Exercise instructions>
Your task is to copy every line of the entries that contains "vezeték".

━━━ Dataset entries ━━━

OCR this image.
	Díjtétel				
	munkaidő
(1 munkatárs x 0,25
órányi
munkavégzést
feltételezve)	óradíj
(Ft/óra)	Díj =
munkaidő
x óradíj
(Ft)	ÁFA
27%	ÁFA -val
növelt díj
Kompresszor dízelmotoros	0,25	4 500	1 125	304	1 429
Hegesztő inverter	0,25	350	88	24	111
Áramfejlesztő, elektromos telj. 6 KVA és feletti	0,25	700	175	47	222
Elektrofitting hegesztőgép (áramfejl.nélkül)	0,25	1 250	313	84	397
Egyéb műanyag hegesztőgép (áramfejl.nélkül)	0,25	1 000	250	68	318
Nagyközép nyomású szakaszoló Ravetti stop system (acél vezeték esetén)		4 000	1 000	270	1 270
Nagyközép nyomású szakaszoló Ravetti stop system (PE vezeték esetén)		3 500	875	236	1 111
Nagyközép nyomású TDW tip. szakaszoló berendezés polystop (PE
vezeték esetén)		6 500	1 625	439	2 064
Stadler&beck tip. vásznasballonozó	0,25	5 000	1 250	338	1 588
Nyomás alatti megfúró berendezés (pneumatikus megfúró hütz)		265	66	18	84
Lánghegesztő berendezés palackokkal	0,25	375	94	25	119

━━━
━━━ Dataset entries ━━━

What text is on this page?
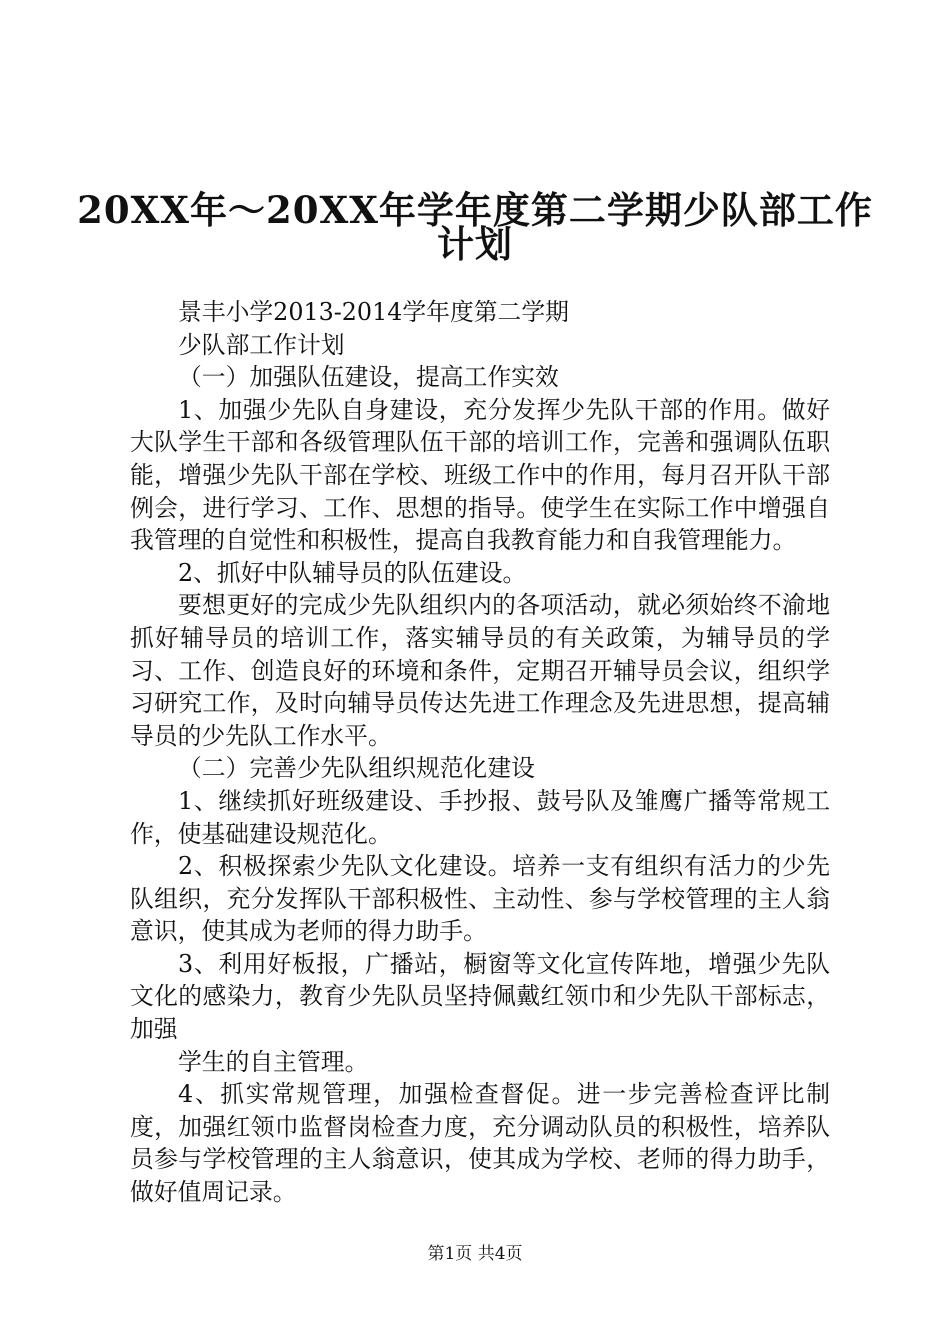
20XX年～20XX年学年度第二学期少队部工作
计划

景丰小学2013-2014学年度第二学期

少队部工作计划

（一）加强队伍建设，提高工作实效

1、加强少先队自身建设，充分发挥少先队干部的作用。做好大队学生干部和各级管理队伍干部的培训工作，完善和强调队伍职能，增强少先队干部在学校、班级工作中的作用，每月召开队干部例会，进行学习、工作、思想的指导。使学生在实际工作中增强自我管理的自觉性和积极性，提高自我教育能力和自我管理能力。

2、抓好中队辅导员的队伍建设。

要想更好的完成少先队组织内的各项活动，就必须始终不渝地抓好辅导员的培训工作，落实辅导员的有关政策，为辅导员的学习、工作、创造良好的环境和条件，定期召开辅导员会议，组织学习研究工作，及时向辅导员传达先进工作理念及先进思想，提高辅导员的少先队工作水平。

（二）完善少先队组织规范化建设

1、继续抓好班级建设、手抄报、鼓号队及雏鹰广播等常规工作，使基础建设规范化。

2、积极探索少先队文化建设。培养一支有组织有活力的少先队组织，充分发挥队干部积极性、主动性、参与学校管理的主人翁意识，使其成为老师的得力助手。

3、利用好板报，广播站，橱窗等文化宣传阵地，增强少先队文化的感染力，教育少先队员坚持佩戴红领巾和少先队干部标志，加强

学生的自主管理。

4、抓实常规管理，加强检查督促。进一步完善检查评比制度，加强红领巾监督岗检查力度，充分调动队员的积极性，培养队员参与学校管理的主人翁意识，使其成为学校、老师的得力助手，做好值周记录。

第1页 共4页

━━━
━━━ Dataset entries ━━━

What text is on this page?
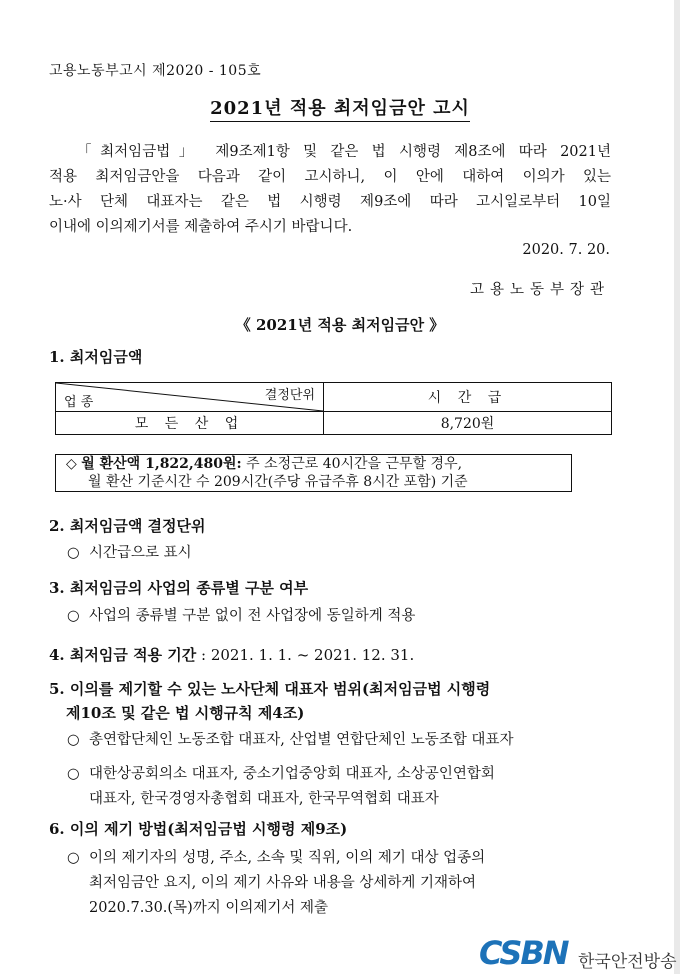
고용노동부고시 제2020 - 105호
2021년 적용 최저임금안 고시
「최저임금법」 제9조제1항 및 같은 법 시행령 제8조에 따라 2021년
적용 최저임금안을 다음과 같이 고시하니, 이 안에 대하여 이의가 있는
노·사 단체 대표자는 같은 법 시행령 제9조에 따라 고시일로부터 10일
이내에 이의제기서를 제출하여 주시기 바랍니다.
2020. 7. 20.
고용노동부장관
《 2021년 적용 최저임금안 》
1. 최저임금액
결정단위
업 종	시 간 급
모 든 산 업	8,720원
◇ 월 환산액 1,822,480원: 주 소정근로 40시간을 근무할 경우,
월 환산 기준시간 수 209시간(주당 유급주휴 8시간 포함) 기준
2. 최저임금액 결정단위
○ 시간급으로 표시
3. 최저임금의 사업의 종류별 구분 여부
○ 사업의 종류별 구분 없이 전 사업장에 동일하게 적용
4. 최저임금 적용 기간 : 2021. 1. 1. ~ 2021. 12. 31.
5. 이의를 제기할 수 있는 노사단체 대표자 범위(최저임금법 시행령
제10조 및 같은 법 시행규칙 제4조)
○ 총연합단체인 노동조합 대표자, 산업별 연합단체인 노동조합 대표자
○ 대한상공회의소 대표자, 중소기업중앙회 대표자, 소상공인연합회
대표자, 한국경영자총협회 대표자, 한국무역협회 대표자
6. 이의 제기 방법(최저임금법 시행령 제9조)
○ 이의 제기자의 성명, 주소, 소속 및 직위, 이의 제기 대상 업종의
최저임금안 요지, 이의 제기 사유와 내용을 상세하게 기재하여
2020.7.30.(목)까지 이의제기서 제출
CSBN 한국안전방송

━━━

Solution to this task>
Nagyközép nyomású szakaszoló Ravetti stop system (acél vezeték esetén)		4 000	1 000	270	1 270
Nagyközép nyomású szakaszoló Ravetti stop system (PE vezeték esetén)		3 500	875	236	1 111
vezeték esetén)		6 500	1 625	439	2 064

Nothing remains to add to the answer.